### What needs to be done
Repeat all of the records verbatim.
━━ Data for processing ━━
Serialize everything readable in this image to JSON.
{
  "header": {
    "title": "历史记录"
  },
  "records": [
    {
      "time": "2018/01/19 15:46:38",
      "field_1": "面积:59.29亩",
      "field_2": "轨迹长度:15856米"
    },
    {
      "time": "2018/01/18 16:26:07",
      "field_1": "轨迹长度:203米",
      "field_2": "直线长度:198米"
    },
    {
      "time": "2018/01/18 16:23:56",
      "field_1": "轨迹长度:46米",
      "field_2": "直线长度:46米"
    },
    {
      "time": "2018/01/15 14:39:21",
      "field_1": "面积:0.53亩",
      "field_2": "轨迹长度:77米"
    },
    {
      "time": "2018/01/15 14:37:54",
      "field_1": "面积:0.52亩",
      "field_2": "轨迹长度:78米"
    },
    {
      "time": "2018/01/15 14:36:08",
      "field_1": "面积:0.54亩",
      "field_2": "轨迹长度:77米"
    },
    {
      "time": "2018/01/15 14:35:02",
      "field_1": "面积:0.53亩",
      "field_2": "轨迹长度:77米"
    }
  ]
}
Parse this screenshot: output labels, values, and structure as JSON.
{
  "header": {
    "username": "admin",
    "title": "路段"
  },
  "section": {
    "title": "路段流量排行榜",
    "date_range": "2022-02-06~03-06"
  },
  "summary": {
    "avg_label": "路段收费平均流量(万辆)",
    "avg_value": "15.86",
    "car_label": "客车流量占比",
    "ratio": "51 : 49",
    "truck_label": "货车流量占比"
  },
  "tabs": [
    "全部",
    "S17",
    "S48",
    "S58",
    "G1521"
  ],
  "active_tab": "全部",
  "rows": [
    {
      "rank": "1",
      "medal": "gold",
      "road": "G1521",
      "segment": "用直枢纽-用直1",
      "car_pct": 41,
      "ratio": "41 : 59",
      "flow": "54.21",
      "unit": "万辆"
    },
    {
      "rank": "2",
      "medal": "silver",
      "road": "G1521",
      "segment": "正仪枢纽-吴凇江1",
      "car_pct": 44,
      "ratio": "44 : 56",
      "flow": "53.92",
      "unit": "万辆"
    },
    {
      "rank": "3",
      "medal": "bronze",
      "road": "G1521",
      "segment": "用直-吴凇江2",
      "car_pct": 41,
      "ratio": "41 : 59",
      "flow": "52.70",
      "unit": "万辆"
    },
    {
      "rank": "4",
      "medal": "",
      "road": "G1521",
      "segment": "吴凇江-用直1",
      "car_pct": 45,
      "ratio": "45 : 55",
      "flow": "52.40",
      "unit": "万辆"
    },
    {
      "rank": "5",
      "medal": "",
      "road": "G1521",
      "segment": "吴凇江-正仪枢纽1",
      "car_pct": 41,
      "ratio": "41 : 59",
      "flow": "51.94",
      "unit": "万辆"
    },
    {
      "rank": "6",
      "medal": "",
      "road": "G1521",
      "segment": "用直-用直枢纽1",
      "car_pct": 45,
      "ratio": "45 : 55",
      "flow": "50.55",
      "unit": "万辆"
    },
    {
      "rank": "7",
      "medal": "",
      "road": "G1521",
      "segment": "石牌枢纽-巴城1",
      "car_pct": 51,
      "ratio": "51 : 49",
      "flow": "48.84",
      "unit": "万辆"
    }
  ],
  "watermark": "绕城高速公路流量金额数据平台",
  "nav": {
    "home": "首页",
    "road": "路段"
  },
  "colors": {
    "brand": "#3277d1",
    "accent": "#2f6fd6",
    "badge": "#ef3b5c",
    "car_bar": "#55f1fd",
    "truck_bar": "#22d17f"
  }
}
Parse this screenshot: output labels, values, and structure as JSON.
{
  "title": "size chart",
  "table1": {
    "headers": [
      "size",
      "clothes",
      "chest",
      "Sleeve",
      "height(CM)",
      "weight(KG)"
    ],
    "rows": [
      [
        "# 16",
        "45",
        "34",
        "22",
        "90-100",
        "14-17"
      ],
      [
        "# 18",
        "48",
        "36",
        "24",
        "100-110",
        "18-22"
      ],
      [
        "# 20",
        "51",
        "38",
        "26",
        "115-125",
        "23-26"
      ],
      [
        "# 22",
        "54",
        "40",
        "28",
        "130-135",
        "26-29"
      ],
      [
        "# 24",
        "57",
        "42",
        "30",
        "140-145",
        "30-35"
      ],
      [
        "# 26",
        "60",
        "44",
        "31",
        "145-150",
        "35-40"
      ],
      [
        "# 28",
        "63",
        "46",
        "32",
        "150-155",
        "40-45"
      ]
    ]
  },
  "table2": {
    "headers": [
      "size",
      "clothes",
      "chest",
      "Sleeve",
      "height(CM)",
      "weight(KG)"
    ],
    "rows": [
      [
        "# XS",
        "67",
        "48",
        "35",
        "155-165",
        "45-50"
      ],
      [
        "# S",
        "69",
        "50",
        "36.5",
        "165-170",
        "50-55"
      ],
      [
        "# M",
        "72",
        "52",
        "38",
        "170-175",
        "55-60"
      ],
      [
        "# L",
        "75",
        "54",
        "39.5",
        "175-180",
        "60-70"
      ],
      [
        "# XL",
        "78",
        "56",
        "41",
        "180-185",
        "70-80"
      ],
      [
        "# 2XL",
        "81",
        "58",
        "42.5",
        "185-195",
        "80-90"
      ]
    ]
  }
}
━━━
### Task result
Serialize everything readable in this image to JSON.
{
  "header": {
    "title": "历史记录"
  },
  "records": [
    {
      "time": "2018/01/19 15:46:38",
      "field_1": "面积:59.29亩",
      "field_2": "轨迹长度:15856米"
    },
    {
      "time": "2018/01/18 16:26:07",
      "field_1": "轨迹长度:203米",
      "field_2": "直线长度:198米"
    },
    {
      "time": "2018/01/18 16:23:56",
      "field_1": "轨迹长度:46米",
      "field_2": "直线长度:46米"
    },
    {
      "time": "2018/01/15 14:39:21",
      "field_1": "面积:0.53亩",
      "field_2": "轨迹长度:77米"
    },
    {
      "time": "2018/01/15 14:37:54",
      "field_1": "面积:0.52亩",
      "field_2": "轨迹长度:78米"
    },
    {
      "time": "2018/01/15 14:36:08",
      "field_1": "面积:0.54亩",
      "field_2": "轨迹长度:77米"
    },
    {
      "time": "2018/01/15 14:35:02",
      "field_1": "面积:0.53亩",
      "field_2": "轨迹长度:77米"
    }
  ]
}
Parse this screenshot: output labels, values, and structure as JSON.
{
  "header": {
    "username": "admin",
    "title": "路段"
  },
  "section": {
    "title": "路段流量排行榜",
    "date_range": "2022-02-06~03-06"
  },
  "summary": {
    "avg_label": "路段收费平均流量(万辆)",
    "avg_value": "15.86",
    "car_label": "客车流量占比",
    "ratio": "51 : 49",
    "truck_label": "货车流量占比"
  },
  "tabs": [
    "全部",
    "S17",
    "S48",
    "S58",
    "G1521"
  ],
  "active_tab": "全部",
  "rows": [
    {
      "rank": "1",
      "medal": "gold",
      "road": "G1521",
      "segment": "用直枢纽-用直1",
      "car_pct": 41,
      "ratio": "41 : 59",
      "flow": "54.21",
      "unit": "万辆"
    },
    {
      "rank": "2",
      "medal": "silver",
      "road": "G1521",
      "segment": "正仪枢纽-吴凇江1",
      "car_pct": 44,
      "ratio": "44 : 56",
      "flow": "53.92",
      "unit": "万辆"
    },
    {
      "rank": "3",
      "medal": "bronze",
      "road": "G1521",
      "segment": "用直-吴凇江2",
      "car_pct": 41,
      "ratio": "41 : 59",
      "flow": "52.70",
      "unit": "万辆"
    },
    {
      "rank": "4",
      "medal": "",
      "road": "G1521",
      "segment": "吴凇江-用直1",
      "car_pct": 45,
      "ratio": "45 : 55",
      "flow": "52.40",
      "unit": "万辆"
    },
    {
      "rank": "5",
      "medal": "",
      "road": "G1521",
      "segment": "吴凇江-正仪枢纽1",
      "car_pct": 41,
      "ratio": "41 : 59",
      "flow": "51.94",
      "unit": "万辆"
    },
    {
      "rank": "6",
      "medal": "",
      "road": "G1521",
      "segment": "用直-用直枢纽1",
      "car_pct": 45,
      "ratio": "45 : 55",
      "flow": "50.55",
      "unit": "万辆"
    },
    {
      "rank": "7",
      "medal": "",
      "road": "G1521",
      "segment": "石牌枢纽-巴城1",
      "car_pct": 51,
      "ratio": "51 : 49",
      "flow": "48.84",
      "unit": "万辆"
    }
  ],
  "watermark": "绕城高速公路流量金额数据平台",
  "nav": {
    "home": "首页",
    "road": "路段"
  },
  "colors": {
    "brand": "#3277d1",
    "accent": "#2f6fd6",
    "badge": "#ef3b5c",
    "car_bar": "#55f1fd",
    "truck_bar": "#22d17f"
  }
}
Parse this screenshot: output labels, values, and structure as JSON.
{
  "title": "size chart",
  "table1": {
    "headers": [
      "size",
      "clothes",
      "chest",
      "Sleeve",
      "height(CM)",
      "weight(KG)"
    ],
    "rows": [
      [
        "# 16",
        "45",
        "34",
        "22",
        "90-100",
        "14-17"
      ],
      [
        "# 18",
        "48",
        "36",
        "24",
        "100-110",
        "18-22"
      ],
      [
        "# 20",
        "51",
        "38",
        "26",
        "115-125",
        "23-26"
      ],
      [
        "# 22",
        "54",
        "40",
        "28",
        "130-135",
        "26-29"
      ],
      [
        "# 24",
        "57",
        "42",
        "30",
        "140-145",
        "30-35"
      ],
      [
        "# 26",
        "60",
        "44",
        "31",
        "145-150",
        "35-40"
      ],
      [
        "# 28",
        "63",
        "46",
        "32",
        "150-155",
        "40-45"
      ]
    ]
  },
  "table2": {
    "headers": [
      "size",
      "clothes",
      "chest",
      "Sleeve",
      "height(CM)",
      "weight(KG)"
    ],
    "rows": [
      [
        "# XS",
        "67",
        "48",
        "35",
        "155-165",
        "45-50"
      ],
      [
        "# S",
        "69",
        "50",
        "36.5",
        "165-170",
        "50-55"
      ],
      [
        "# M",
        "72",
        "52",
        "38",
        "170-175",
        "55-60"
      ],
      [
        "# L",
        "75",
        "54",
        "39.5",
        "175-180",
        "60-70"
      ],
      [
        "# XL",
        "78",
        "56",
        "41",
        "180-185",
        "70-80"
      ],
      [
        "# 2XL",
        "81",
        "58",
        "42.5",
        "185-195",
        "80-90"
      ]
    ]
  }
}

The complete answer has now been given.